(Records contained in a dataset)
****************

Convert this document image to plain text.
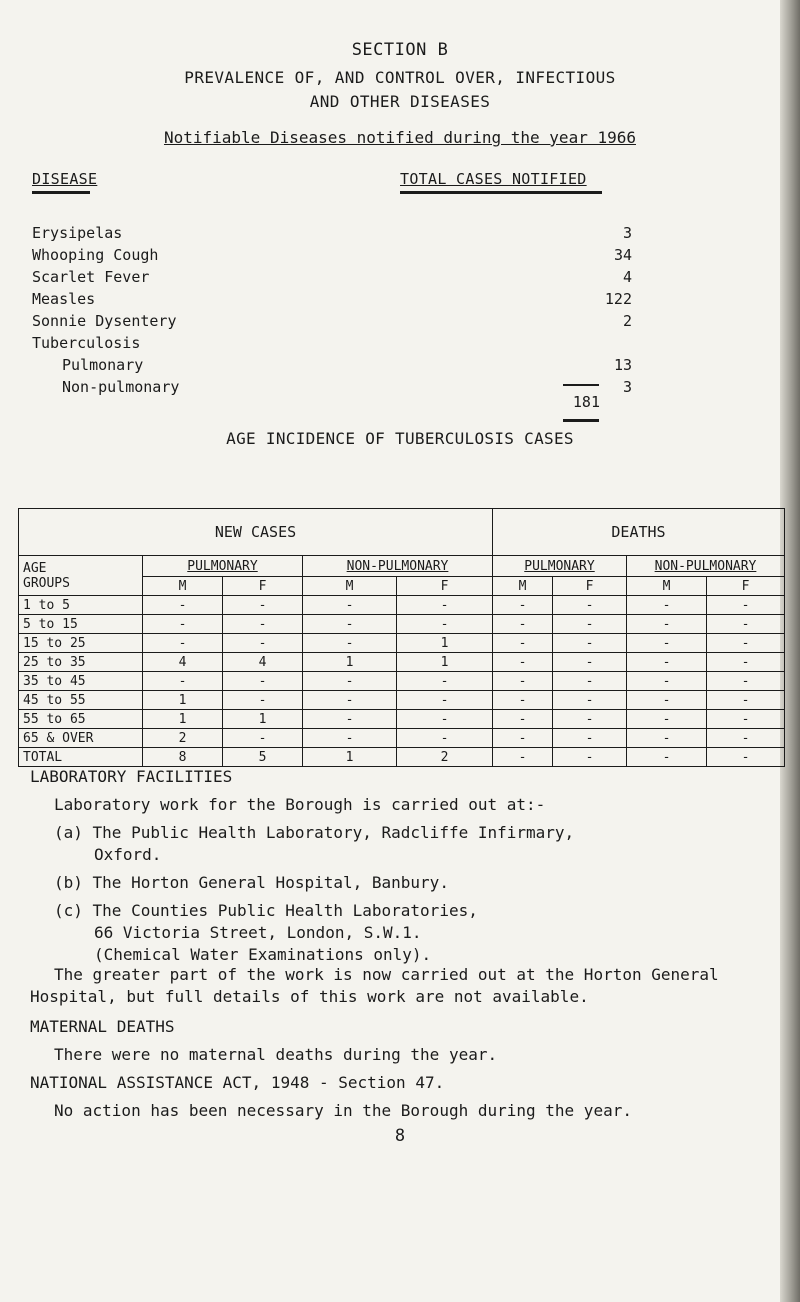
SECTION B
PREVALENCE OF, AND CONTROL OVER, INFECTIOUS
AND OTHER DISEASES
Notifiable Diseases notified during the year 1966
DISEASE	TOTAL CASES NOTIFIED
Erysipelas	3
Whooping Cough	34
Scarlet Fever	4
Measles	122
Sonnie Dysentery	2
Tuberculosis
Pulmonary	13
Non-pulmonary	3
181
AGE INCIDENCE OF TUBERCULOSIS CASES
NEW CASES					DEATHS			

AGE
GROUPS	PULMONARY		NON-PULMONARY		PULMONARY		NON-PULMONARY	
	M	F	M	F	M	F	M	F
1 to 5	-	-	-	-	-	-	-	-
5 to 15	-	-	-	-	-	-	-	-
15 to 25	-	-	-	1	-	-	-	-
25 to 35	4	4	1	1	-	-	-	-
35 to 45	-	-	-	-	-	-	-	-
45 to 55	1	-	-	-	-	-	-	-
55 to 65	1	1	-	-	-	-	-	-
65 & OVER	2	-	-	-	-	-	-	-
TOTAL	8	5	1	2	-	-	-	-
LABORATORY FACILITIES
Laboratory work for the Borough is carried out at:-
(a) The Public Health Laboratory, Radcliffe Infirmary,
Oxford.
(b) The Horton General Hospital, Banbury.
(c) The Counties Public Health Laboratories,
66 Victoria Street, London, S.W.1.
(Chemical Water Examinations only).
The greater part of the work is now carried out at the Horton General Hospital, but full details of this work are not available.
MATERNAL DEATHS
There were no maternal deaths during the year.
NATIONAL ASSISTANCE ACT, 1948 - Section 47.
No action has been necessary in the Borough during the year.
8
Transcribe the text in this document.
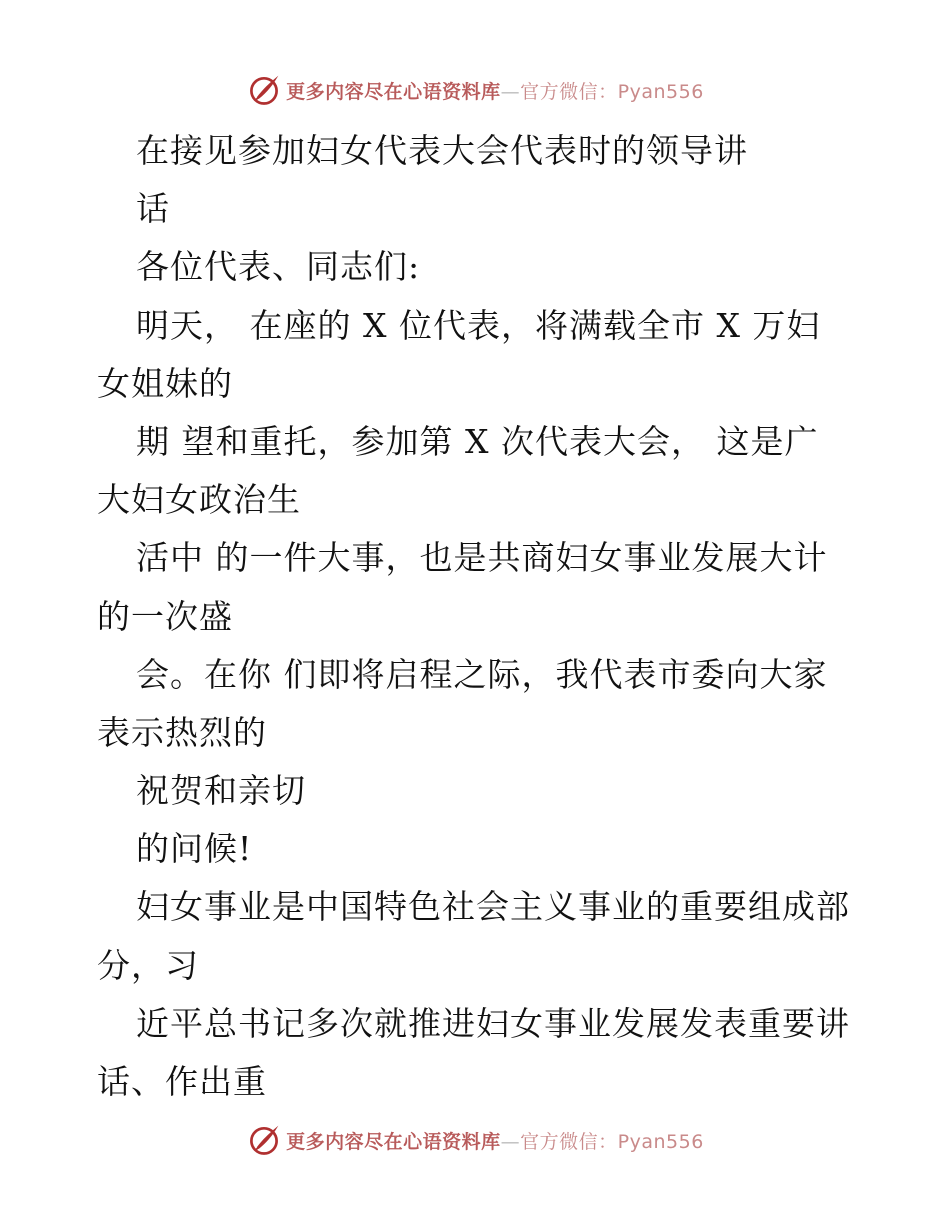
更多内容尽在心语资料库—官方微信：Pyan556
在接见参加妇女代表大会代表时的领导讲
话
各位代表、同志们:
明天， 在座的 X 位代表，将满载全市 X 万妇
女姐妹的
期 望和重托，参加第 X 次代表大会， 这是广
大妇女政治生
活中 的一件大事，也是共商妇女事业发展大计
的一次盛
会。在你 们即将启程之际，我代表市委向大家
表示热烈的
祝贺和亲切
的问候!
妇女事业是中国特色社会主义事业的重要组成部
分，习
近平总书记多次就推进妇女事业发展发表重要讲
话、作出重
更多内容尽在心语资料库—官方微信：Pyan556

****************

▸ **TASK**: Retype every entry verbatim and exclude the pictures from the copy.

▸ **COMPLETE OUTPUT**:
Convert this document image to plain text.
SECTION B
PREVALENCE OF, AND CONTROL OVER, INFECTIOUS
AND OTHER DISEASES
Notifiable Diseases notified during the year 1966
DISEASE	TOTAL CASES NOTIFIED
Erysipelas	3
Whooping Cough	34
Scarlet Fever	4
Measles	122
Sonnie Dysentery	2
Tuberculosis
Pulmonary	13
Non-pulmonary	3
181
AGE INCIDENCE OF TUBERCULOSIS CASES
NEW CASES					DEATHS			

AGE
GROUPS	PULMONARY		NON-PULMONARY		PULMONARY		NON-PULMONARY	
	M	F	M	F	M	F	M	F
1 to 5	-	-	-	-	-	-	-	-
5 to 15	-	-	-	-	-	-	-	-
15 to 25	-	-	-	1	-	-	-	-
25 to 35	4	4	1	1	-	-	-	-
35 to 45	-	-	-	-	-	-	-	-
45 to 55	1	-	-	-	-	-	-	-
55 to 65	1	1	-	-	-	-	-	-
65 & OVER	2	-	-	-	-	-	-	-
TOTAL	8	5	1	2	-	-	-	-
LABORATORY FACILITIES
Laboratory work for the Borough is carried out at:-
(a) The Public Health Laboratory, Radcliffe Infirmary,
Oxford.
(b) The Horton General Hospital, Banbury.
(c) The Counties Public Health Laboratories,
66 Victoria Street, London, S.W.1.
(Chemical Water Examinations only).
The greater part of the work is now carried out at the Horton General Hospital, but full details of this work are not available.
MATERNAL DEATHS
There were no maternal deaths during the year.
NATIONAL ASSISTANCE ACT, 1948 - Section 47.
No action has been necessary in the Borough during the year.
8
Transcribe the text in this document.
更多内容尽在心语资料库—官方微信：Pyan556
在接见参加妇女代表大会代表时的领导讲
话
各位代表、同志们:
明天， 在座的 X 位代表，将满载全市 X 万妇
女姐妹的
期 望和重托，参加第 X 次代表大会， 这是广
大妇女政治生
活中 的一件大事，也是共商妇女事业发展大计
的一次盛
会。在你 们即将启程之际，我代表市委向大家
表示热烈的
祝贺和亲切
的问候!
妇女事业是中国特色社会主义事业的重要组成部
分，习
近平总书记多次就推进妇女事业发展发表重要讲
话、作出重
更多内容尽在心语资料库—官方微信：Pyan556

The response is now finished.